**WHAT IS NEEDED**
In the material from the beginning through the line containing "lat-label: 90N xyxy=(31,37,51,49)", change every "colorbar-box" to "legend-box" and leave everything else unchanged.

**EXERCISE INPUT**
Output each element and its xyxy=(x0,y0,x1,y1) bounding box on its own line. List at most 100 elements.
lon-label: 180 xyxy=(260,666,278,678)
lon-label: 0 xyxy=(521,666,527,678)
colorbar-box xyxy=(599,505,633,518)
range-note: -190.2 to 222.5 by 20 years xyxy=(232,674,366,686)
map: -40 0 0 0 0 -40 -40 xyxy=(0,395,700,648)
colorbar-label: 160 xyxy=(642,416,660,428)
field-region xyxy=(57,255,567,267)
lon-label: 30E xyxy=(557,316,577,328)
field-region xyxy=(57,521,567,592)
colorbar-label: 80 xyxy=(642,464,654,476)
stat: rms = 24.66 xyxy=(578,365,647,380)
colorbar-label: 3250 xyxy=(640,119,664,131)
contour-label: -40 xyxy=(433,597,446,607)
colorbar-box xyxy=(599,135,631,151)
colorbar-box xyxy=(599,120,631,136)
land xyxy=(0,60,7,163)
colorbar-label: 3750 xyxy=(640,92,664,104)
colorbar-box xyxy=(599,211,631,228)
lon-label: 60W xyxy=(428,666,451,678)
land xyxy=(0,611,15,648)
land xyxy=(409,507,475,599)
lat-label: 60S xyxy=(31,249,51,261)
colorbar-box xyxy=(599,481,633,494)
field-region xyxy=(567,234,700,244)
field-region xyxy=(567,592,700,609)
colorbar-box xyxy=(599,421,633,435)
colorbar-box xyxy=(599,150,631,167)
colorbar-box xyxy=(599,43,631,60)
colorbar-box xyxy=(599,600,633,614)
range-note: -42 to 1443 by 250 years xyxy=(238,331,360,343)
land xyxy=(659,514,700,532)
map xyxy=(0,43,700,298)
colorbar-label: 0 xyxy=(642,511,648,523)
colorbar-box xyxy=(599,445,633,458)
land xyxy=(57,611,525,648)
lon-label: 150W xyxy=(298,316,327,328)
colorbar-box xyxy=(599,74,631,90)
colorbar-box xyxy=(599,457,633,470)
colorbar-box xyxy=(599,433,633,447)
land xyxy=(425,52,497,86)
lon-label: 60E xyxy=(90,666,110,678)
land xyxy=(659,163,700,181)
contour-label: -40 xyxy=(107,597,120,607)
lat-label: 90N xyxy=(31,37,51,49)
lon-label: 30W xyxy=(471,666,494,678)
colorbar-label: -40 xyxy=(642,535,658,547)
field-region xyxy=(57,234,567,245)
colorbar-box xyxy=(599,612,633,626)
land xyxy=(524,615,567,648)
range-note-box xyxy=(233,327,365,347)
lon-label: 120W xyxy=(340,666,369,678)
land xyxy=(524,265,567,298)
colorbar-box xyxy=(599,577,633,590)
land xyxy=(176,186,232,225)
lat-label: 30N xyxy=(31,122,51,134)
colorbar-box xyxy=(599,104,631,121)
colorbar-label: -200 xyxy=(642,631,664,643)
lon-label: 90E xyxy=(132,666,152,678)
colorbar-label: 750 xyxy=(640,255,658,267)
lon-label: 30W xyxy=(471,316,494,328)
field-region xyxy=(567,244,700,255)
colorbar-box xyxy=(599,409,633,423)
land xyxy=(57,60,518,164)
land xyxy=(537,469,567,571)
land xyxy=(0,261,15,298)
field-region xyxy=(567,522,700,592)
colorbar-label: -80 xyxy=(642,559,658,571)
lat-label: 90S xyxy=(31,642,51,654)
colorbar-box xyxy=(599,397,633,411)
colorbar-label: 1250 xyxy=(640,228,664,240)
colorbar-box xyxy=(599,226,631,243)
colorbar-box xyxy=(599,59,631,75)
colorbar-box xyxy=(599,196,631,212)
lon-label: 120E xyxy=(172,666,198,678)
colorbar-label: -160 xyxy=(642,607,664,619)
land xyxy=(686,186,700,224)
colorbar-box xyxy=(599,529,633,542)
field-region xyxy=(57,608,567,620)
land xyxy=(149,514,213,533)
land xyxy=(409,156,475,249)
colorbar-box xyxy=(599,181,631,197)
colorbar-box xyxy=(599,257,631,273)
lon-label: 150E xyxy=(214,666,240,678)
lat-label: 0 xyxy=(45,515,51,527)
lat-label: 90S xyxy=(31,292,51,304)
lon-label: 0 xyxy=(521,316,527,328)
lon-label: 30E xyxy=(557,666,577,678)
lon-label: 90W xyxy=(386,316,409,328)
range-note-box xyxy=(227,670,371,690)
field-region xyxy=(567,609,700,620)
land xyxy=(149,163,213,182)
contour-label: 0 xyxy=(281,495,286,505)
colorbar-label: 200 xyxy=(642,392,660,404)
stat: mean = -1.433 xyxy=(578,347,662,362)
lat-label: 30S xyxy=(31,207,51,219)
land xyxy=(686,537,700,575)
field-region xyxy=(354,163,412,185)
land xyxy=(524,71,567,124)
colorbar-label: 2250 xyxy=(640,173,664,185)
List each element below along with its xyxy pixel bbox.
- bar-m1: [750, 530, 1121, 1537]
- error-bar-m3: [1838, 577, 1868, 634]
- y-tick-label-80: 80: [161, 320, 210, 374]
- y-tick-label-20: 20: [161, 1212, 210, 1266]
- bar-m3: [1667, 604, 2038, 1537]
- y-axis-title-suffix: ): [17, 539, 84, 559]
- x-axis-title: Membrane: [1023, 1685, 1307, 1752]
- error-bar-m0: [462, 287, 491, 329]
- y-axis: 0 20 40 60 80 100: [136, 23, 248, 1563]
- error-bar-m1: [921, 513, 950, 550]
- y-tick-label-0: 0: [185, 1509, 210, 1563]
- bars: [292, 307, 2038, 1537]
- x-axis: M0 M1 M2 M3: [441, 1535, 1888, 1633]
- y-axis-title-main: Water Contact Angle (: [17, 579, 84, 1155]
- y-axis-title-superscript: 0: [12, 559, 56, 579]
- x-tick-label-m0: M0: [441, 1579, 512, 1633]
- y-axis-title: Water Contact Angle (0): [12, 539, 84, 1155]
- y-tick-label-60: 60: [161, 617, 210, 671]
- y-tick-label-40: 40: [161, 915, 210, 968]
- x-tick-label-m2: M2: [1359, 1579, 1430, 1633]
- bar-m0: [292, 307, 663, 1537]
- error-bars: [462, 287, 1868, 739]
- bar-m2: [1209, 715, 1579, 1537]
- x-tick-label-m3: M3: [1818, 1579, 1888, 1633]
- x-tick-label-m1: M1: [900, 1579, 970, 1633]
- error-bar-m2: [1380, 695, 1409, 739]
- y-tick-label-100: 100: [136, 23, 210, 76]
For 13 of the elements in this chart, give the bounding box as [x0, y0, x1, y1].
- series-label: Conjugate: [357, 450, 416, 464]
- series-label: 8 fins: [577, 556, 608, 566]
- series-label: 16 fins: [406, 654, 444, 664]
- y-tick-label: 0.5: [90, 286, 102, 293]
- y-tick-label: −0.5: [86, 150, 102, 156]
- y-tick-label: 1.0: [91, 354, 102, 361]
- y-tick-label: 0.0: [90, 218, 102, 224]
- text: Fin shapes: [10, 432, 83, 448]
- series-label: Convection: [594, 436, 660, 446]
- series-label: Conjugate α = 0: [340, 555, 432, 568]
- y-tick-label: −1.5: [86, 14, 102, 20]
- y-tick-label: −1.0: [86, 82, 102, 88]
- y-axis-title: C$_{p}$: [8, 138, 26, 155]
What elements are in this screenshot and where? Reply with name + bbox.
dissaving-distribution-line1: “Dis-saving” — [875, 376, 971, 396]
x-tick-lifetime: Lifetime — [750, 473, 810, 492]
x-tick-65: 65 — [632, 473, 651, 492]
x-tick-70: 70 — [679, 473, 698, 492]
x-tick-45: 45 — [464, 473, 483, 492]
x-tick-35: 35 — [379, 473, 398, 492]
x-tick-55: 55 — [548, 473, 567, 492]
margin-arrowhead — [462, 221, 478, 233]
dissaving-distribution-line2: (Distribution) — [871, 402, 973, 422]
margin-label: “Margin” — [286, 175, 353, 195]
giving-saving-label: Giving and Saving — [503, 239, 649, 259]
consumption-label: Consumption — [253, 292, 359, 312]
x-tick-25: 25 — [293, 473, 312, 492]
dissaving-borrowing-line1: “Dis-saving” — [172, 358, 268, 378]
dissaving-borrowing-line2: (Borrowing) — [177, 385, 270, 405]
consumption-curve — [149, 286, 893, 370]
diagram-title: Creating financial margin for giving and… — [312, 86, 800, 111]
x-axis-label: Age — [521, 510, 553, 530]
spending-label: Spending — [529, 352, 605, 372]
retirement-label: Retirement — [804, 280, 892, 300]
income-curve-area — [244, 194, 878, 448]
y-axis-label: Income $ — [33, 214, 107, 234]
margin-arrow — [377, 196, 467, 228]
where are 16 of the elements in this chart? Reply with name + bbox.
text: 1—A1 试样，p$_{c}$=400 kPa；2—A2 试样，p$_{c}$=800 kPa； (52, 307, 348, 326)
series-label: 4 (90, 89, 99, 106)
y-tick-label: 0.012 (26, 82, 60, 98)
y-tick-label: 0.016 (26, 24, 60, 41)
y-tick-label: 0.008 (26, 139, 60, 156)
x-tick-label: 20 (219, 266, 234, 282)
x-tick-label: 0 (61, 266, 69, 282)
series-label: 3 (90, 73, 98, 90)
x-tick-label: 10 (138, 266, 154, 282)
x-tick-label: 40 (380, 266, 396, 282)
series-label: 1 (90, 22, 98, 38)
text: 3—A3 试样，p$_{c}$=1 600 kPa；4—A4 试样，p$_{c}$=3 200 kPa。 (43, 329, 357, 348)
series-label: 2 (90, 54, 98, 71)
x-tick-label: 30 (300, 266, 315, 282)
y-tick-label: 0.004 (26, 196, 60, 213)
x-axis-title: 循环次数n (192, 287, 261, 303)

**RESULT**
Output each element and its xyxy=(x0,y0,x1,y1) bounding box on its own line. List at most 100 elements.
lon-label: 180 xyxy=(260,666,278,678)
lon-label: 0 xyxy=(521,666,527,678)
legend-box xyxy=(599,505,633,518)
range-note: -190.2 to 222.5 by 20 years xyxy=(232,674,366,686)
map: -40 0 0 0 0 -40 -40 xyxy=(0,395,700,648)
colorbar-label: 160 xyxy=(642,416,660,428)
field-region xyxy=(57,255,567,267)
lon-label: 30E xyxy=(557,316,577,328)
field-region xyxy=(57,521,567,592)
colorbar-label: 80 xyxy=(642,464,654,476)
stat: rms = 24.66 xyxy=(578,365,647,380)
colorbar-label: 3250 xyxy=(640,119,664,131)
contour-label: -40 xyxy=(433,597,446,607)
legend-box xyxy=(599,135,631,151)
legend-box xyxy=(599,120,631,136)
land xyxy=(0,60,7,163)
colorbar-label: 3750 xyxy=(640,92,664,104)
legend-box xyxy=(599,211,631,228)
lon-label: 60W xyxy=(428,666,451,678)
land xyxy=(0,611,15,648)
land xyxy=(409,507,475,599)
lat-label: 60S xyxy=(31,249,51,261)
legend-box xyxy=(599,481,633,494)
field-region xyxy=(567,234,700,244)
field-region xyxy=(567,592,700,609)
legend-box xyxy=(599,421,633,435)
legend-box xyxy=(599,150,631,167)
legend-box xyxy=(599,43,631,60)
legend-box xyxy=(599,600,633,614)
range-note: -42 to 1443 by 250 years xyxy=(238,331,360,343)
land xyxy=(659,514,700,532)
map xyxy=(0,43,700,298)
colorbar-label: 0 xyxy=(642,511,648,523)
legend-box xyxy=(599,445,633,458)
land xyxy=(57,611,525,648)
lon-label: 150W xyxy=(298,316,327,328)
legend-box xyxy=(599,74,631,90)
legend-box xyxy=(599,457,633,470)
legend-box xyxy=(599,433,633,447)
land xyxy=(425,52,497,86)
lon-label: 60E xyxy=(90,666,110,678)
land xyxy=(659,163,700,181)
contour-label: -40 xyxy=(107,597,120,607)
lat-label: 90N xyxy=(31,37,51,49)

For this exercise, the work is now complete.